▶ _Brief_: Write out the whole listing word for word.

[A run of records]

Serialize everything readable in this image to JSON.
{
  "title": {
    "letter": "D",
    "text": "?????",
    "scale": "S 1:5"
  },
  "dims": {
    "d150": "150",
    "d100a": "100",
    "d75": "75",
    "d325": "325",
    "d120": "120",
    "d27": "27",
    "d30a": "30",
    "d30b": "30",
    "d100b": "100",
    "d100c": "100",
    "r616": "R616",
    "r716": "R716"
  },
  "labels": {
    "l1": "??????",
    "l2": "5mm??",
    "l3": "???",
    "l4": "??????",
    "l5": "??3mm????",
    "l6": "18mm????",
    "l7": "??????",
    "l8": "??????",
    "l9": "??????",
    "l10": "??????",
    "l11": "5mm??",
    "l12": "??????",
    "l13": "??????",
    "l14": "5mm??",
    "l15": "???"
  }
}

▶ _Exercise response_:
Serialize everything readable in this image to JSON.
{
  "title": {
    "letter": "D",
    "text": "?????",
    "scale": "S 1:5"
  },
  "dims": {
    "d150": "150",
    "d100a": "100",
    "d75": "75",
    "d325": "325",
    "d120": "120",
    "d27": "27",
    "d30a": "30",
    "d30b": "30",
    "d100b": "100",
    "d100c": "100",
    "r616": "R616",
    "r716": "R716"
  },
  "labels": {
    "l1": "??????",
    "l2": "5mm??",
    "l3": "???",
    "l4": "??????",
    "l5": "??3mm????",
    "l6": "18mm????",
    "l7": "??????",
    "l8": "??????",
    "l9": "??????",
    "l10": "??????",
    "l11": "5mm??",
    "l12": "??????",
    "l13": "??????",
    "l14": "5mm??",
    "l15": "???"
  }
}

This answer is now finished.